REQUIRED WORK:
Reproduce all of the data word for word.

RECORDS FOR THIS EXERCISE:
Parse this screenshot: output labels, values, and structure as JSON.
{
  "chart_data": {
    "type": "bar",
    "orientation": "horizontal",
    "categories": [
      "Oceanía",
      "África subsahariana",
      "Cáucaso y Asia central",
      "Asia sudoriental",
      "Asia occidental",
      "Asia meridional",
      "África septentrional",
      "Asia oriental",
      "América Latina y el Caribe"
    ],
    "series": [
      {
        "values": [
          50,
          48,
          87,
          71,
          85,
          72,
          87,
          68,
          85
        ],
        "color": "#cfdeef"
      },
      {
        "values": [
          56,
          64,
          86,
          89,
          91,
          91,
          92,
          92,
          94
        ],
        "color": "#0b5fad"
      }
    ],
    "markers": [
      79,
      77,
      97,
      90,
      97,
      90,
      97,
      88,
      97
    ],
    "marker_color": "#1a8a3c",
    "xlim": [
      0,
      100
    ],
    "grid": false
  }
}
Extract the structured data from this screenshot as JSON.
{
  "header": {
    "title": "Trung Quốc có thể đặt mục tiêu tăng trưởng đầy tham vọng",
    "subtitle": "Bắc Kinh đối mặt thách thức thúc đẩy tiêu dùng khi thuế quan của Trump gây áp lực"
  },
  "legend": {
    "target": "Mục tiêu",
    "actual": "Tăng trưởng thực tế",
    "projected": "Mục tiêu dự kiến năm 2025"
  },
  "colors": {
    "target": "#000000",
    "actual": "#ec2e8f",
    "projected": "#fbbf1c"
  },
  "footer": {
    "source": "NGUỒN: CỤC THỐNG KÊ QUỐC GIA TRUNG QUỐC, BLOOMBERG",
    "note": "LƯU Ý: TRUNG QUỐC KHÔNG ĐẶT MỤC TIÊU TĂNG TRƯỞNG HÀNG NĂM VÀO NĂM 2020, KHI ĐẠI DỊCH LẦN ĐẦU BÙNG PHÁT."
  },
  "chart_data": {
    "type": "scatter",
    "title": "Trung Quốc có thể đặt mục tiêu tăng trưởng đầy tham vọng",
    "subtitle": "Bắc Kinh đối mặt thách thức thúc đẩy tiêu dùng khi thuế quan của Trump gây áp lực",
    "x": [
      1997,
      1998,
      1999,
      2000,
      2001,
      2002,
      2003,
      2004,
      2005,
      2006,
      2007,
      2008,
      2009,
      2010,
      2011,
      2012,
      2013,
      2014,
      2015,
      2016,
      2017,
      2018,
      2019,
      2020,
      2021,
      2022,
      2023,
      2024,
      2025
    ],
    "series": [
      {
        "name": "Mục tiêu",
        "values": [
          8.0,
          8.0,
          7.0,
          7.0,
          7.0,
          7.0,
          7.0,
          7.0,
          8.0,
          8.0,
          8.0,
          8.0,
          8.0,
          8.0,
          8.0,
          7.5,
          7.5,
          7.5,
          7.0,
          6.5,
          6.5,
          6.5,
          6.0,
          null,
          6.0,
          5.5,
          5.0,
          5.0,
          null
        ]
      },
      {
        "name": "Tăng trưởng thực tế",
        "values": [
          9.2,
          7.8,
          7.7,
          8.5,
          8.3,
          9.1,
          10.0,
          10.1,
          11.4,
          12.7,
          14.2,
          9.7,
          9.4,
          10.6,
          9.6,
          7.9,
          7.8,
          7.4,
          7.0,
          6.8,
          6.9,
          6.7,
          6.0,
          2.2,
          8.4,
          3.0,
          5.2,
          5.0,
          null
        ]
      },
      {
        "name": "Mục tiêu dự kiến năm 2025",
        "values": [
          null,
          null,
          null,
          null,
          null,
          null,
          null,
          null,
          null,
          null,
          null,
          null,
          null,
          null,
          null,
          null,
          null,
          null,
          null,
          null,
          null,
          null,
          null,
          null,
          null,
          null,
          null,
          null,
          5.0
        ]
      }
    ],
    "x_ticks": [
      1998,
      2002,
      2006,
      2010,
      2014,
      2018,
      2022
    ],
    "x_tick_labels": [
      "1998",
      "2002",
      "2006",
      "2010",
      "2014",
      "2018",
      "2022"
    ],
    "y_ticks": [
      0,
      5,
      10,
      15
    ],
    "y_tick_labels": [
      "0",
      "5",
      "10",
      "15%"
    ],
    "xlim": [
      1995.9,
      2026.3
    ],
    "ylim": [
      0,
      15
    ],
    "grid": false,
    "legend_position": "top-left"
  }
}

TASK SOLUTION:
Parse this screenshot: output labels, values, and structure as JSON.
{
  "chart_data": {
    "type": "bar",
    "orientation": "horizontal",
    "categories": [
      "Oceanía",
      "África subsahariana",
      "Cáucaso y Asia central",
      "Asia sudoriental",
      "Asia occidental",
      "Asia meridional",
      "África septentrional",
      "Asia oriental",
      "América Latina y el Caribe"
    ],
    "series": [
      {
        "values": [
          50,
          48,
          87,
          71,
          85,
          72,
          87,
          68,
          85
        ],
        "color": "#cfdeef"
      },
      {
        "values": [
          56,
          64,
          86,
          89,
          91,
          91,
          92,
          92,
          94
        ],
        "color": "#0b5fad"
      }
    ],
    "markers": [
      79,
      77,
      97,
      90,
      97,
      90,
      97,
      88,
      97
    ],
    "marker_color": "#1a8a3c",
    "xlim": [
      0,
      100
    ],
    "grid": false
  }
}
Extract the structured data from this screenshot as JSON.
{
  "header": {
    "title": "Trung Quốc có thể đặt mục tiêu tăng trưởng đầy tham vọng",
    "subtitle": "Bắc Kinh đối mặt thách thức thúc đẩy tiêu dùng khi thuế quan của Trump gây áp lực"
  },
  "legend": {
    "target": "Mục tiêu",
    "actual": "Tăng trưởng thực tế",
    "projected": "Mục tiêu dự kiến năm 2025"
  },
  "colors": {
    "target": "#000000",
    "actual": "#ec2e8f",
    "projected": "#fbbf1c"
  },
  "footer": {
    "source": "NGUỒN: CỤC THỐNG KÊ QUỐC GIA TRUNG QUỐC, BLOOMBERG",
    "note": "LƯU Ý: TRUNG QUỐC KHÔNG ĐẶT MỤC TIÊU TĂNG TRƯỞNG HÀNG NĂM VÀO NĂM 2020, KHI ĐẠI DỊCH LẦN ĐẦU BÙNG PHÁT."
  },
  "chart_data": {
    "type": "scatter",
    "title": "Trung Quốc có thể đặt mục tiêu tăng trưởng đầy tham vọng",
    "subtitle": "Bắc Kinh đối mặt thách thức thúc đẩy tiêu dùng khi thuế quan của Trump gây áp lực",
    "x": [
      1997,
      1998,
      1999,
      2000,
      2001,
      2002,
      2003,
      2004,
      2005,
      2006,
      2007,
      2008,
      2009,
      2010,
      2011,
      2012,
      2013,
      2014,
      2015,
      2016,
      2017,
      2018,
      2019,
      2020,
      2021,
      2022,
      2023,
      2024,
      2025
    ],
    "series": [
      {
        "name": "Mục tiêu",
        "values": [
          8.0,
          8.0,
          7.0,
          7.0,
          7.0,
          7.0,
          7.0,
          7.0,
          8.0,
          8.0,
          8.0,
          8.0,
          8.0,
          8.0,
          8.0,
          7.5,
          7.5,
          7.5,
          7.0,
          6.5,
          6.5,
          6.5,
          6.0,
          null,
          6.0,
          5.5,
          5.0,
          5.0,
          null
        ]
      },
      {
        "name": "Tăng trưởng thực tế",
        "values": [
          9.2,
          7.8,
          7.7,
          8.5,
          8.3,
          9.1,
          10.0,
          10.1,
          11.4,
          12.7,
          14.2,
          9.7,
          9.4,
          10.6,
          9.6,
          7.9,
          7.8,
          7.4,
          7.0,
          6.8,
          6.9,
          6.7,
          6.0,
          2.2,
          8.4,
          3.0,
          5.2,
          5.0,
          null
        ]
      },
      {
        "name": "Mục tiêu dự kiến năm 2025",
        "values": [
          null,
          null,
          null,
          null,
          null,
          null,
          null,
          null,
          null,
          null,
          null,
          null,
          null,
          null,
          null,
          null,
          null,
          null,
          null,
          null,
          null,
          null,
          null,
          null,
          null,
          null,
          null,
          null,
          5.0
        ]
      }
    ],
    "x_ticks": [
      1998,
      2002,
      2006,
      2010,
      2014,
      2018,
      2022
    ],
    "x_tick_labels": [
      "1998",
      "2002",
      "2006",
      "2010",
      "2014",
      "2018",
      "2022"
    ],
    "y_ticks": [
      0,
      5,
      10,
      15
    ],
    "y_tick_labels": [
      "0",
      "5",
      "10",
      "15%"
    ],
    "xlim": [
      1995.9,
      2026.3
    ],
    "ylim": [
      0,
      15
    ],
    "grid": false,
    "legend_position": "top-left"
  }
}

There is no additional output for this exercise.